● YOUR OBJECTIVE:
Exactly as written, please set down all of the entries again, with no pictures.

● Stored data:
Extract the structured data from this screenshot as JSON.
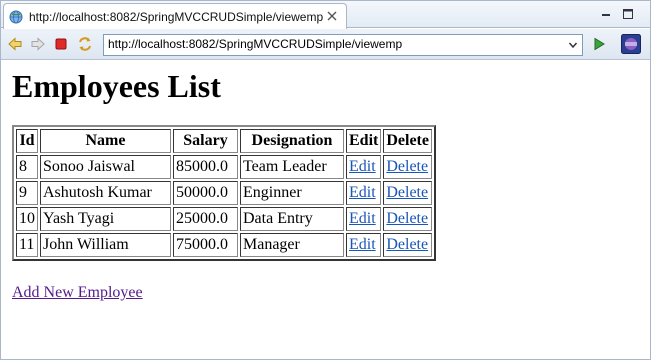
{
  "browser": {
    "tab_title": "http://localhost:8082/SpringMVCCRUDSimple/viewemp",
    "url": "http://localhost:8082/SpringMVCCRUDSimple/viewemp"
  },
  "page": {
    "title": "Employees List",
    "columns": [
      "Id",
      "Name",
      "Salary",
      "Designation",
      "Edit",
      "Delete"
    ],
    "rows": [
      {
        "id": "8",
        "name": "Sonoo Jaiswal",
        "salary": "85000.0",
        "designation": "Team Leader",
        "edit": "Edit",
        "delete": "Delete"
      },
      {
        "id": "9",
        "name": "Ashutosh Kumar",
        "salary": "50000.0",
        "designation": "Enginner",
        "edit": "Edit",
        "delete": "Delete"
      },
      {
        "id": "10",
        "name": "Yash Tyagi",
        "salary": "25000.0",
        "designation": "Data Entry",
        "edit": "Edit",
        "delete": "Delete"
      },
      {
        "id": "11",
        "name": "John William",
        "salary": "75000.0",
        "designation": "Manager",
        "edit": "Edit",
        "delete": "Delete"
      }
    ],
    "add_link": "Add New Employee"
  },
  "colors": {
    "link": "#1a55b8",
    "visited_link": "#551a8b",
    "chrome_border": "#a9b7c9"
  },
  "icons": {
    "tab": "globe-icon",
    "tab_close": "close-icon",
    "back": "back-arrow-icon",
    "forward": "forward-arrow-icon",
    "stop": "stop-icon",
    "refresh": "refresh-icon",
    "url_dropdown": "chevron-down-icon",
    "go": "go-play-icon",
    "browser_menu": "eclipse-icon",
    "minimize": "minimize-icon",
    "maximize": "maximize-icon"
  }
}
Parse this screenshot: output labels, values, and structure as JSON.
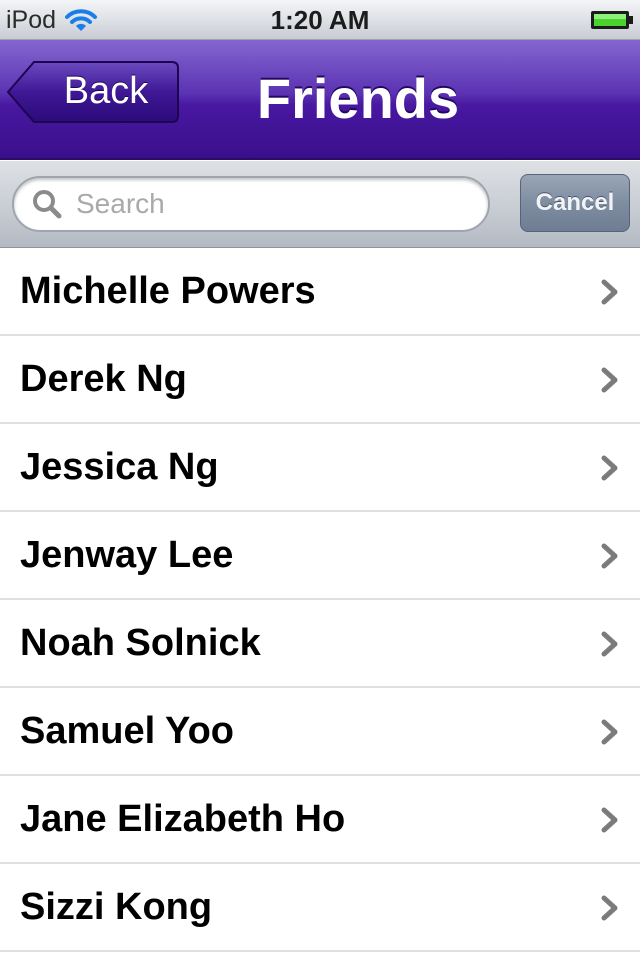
{
  "status_bar": {
    "carrier": "iPod",
    "time": "1:20 AM",
    "wifi_icon": "wifi-icon",
    "battery_icon": "battery-full-icon",
    "battery_color": "#4cd22d"
  },
  "nav_bar": {
    "back_label": "Back",
    "title": "Friends",
    "accent_color": "#4818a1"
  },
  "search": {
    "placeholder": "Search",
    "value": "",
    "cancel_label": "Cancel",
    "icon": "search-icon"
  },
  "friends": [
    {
      "name": "Michelle Powers"
    },
    {
      "name": "Derek Ng"
    },
    {
      "name": "Jessica Ng"
    },
    {
      "name": "Jenway Lee"
    },
    {
      "name": "Noah Solnick"
    },
    {
      "name": "Samuel Yoo"
    },
    {
      "name": "Jane Elizabeth Ho"
    },
    {
      "name": "Sizzi Kong"
    }
  ]
}
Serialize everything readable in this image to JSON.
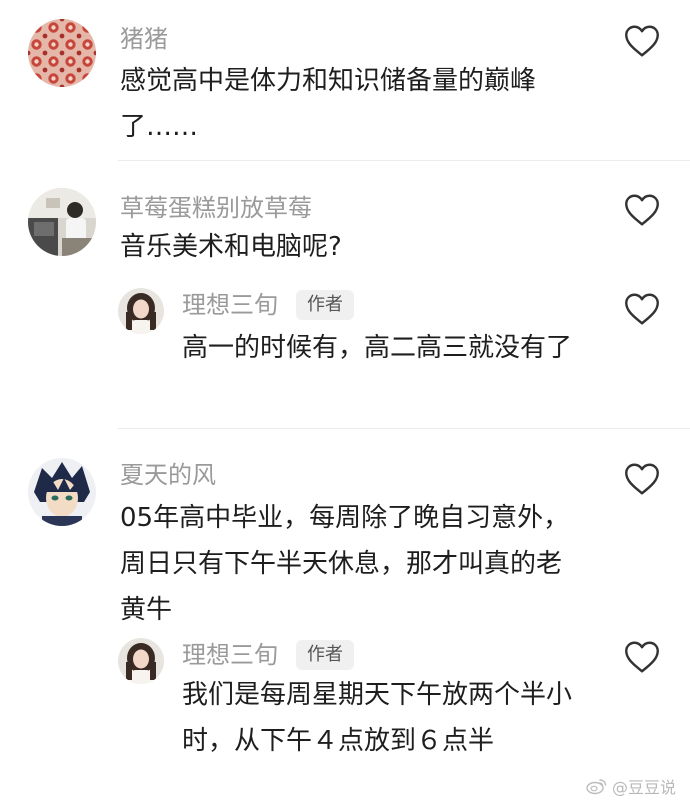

● SOLUTION TO THE EXERCISE:
Extract the structured data from this screenshot as JSON.
{
  "browser": {
    "tab_title": "http://localhost:8082/SpringMVCCRUDSimple/viewemp",
    "url": "http://localhost:8082/SpringMVCCRUDSimple/viewemp"
  },
  "page": {
    "title": "Employees List",
    "columns": [
      "Id",
      "Name",
      "Salary",
      "Designation",
      "Edit",
      "Delete"
    ],
    "rows": [
      {
        "id": "8",
        "name": "Sonoo Jaiswal",
        "salary": "85000.0",
        "designation": "Team Leader",
        "edit": "Edit",
        "delete": "Delete"
      },
      {
        "id": "9",
        "name": "Ashutosh Kumar",
        "salary": "50000.0",
        "designation": "Enginner",
        "edit": "Edit",
        "delete": "Delete"
      },
      {
        "id": "10",
        "name": "Yash Tyagi",
        "salary": "25000.0",
        "designation": "Data Entry",
        "edit": "Edit",
        "delete": "Delete"
      },
      {
        "id": "11",
        "name": "John William",
        "salary": "75000.0",
        "designation": "Manager",
        "edit": "Edit",
        "delete": "Delete"
      }
    ],
    "add_link": "Add New Employee"
  },
  "colors": {
    "link": "#1a55b8",
    "visited_link": "#551a8b",
    "chrome_border": "#a9b7c9"
  },
  "icons": {
    "tab": "globe-icon",
    "tab_close": "close-icon",
    "back": "back-arrow-icon",
    "forward": "forward-arrow-icon",
    "stop": "stop-icon",
    "refresh": "refresh-icon",
    "url_dropdown": "chevron-down-icon",
    "go": "go-play-icon",
    "browser_menu": "eclipse-icon",
    "minimize": "minimize-icon",
    "maximize": "maximize-icon"
  }
}
Parse this screenshot: output labels, values, and structure as JSON.
{
  "status_bar": {
    "carrier": "iPod",
    "time": "1:20 AM",
    "wifi_icon": "wifi-icon",
    "battery_icon": "battery-full-icon",
    "battery_color": "#4cd22d"
  },
  "nav_bar": {
    "back_label": "Back",
    "title": "Friends",
    "accent_color": "#4818a1"
  },
  "search": {
    "placeholder": "Search",
    "value": "",
    "cancel_label": "Cancel",
    "icon": "search-icon"
  },
  "friends": [
    {
      "name": "Michelle Powers"
    },
    {
      "name": "Derek Ng"
    },
    {
      "name": "Jessica Ng"
    },
    {
      "name": "Jenway Lee"
    },
    {
      "name": "Noah Solnick"
    },
    {
      "name": "Samuel Yoo"
    },
    {
      "name": "Jane Elizabeth Ho"
    },
    {
      "name": "Sizzi Kong"
    }
  ]
}
Serialize everything readable in this image to JSON.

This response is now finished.